[Records]
|---|
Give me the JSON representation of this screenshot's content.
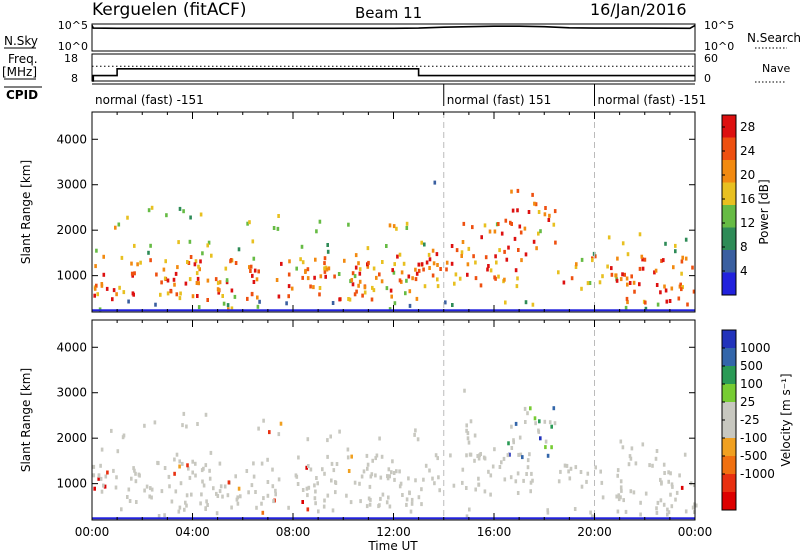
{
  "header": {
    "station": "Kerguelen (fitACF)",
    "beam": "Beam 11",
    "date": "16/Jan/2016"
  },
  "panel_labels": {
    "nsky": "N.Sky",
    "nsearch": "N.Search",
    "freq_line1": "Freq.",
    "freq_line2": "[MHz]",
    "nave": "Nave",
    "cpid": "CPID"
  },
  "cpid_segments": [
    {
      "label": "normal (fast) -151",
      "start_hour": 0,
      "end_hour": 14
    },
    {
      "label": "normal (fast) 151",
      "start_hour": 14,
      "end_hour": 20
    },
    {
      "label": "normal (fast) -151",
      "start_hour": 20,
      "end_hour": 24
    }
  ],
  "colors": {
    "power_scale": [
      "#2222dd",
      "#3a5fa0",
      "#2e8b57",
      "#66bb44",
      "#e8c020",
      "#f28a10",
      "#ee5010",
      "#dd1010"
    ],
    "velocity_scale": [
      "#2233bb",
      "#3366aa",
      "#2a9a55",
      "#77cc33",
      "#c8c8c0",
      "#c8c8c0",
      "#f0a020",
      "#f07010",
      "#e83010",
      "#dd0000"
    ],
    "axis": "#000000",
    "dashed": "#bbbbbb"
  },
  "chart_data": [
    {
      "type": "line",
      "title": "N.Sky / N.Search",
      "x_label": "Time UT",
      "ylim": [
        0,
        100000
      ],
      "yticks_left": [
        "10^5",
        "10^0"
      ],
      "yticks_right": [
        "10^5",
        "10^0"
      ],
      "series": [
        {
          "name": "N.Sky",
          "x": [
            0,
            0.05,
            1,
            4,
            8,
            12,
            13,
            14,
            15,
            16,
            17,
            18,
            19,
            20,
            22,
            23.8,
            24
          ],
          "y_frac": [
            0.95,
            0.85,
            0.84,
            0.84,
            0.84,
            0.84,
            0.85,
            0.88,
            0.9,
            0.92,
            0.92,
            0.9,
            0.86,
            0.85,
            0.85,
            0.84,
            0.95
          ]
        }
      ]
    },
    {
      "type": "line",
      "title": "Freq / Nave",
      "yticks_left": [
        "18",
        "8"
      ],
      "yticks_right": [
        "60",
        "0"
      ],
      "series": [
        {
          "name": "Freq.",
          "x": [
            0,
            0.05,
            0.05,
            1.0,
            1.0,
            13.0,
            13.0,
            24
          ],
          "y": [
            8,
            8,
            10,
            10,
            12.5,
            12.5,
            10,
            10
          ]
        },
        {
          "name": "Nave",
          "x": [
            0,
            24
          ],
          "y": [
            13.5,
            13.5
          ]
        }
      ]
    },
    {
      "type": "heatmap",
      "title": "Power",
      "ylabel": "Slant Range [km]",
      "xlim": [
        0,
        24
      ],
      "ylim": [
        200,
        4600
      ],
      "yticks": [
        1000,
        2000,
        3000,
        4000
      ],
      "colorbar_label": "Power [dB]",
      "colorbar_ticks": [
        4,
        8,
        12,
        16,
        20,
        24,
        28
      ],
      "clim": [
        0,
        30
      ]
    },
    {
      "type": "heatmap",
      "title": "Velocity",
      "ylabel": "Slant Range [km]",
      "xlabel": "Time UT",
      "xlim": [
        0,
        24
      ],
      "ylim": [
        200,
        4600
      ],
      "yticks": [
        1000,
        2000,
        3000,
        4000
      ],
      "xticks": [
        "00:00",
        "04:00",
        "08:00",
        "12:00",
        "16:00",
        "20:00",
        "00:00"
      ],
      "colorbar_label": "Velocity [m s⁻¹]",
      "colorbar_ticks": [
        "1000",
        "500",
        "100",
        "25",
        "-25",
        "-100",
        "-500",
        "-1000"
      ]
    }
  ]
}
|---|
**PROMPT**
All lines that include "title" are to be gathered and copied.

**OUTPUT**
      "title": "N.Sky / N.Search",
      "title": "Freq / Nave",
      "title": "Power",
      "title": "Velocity",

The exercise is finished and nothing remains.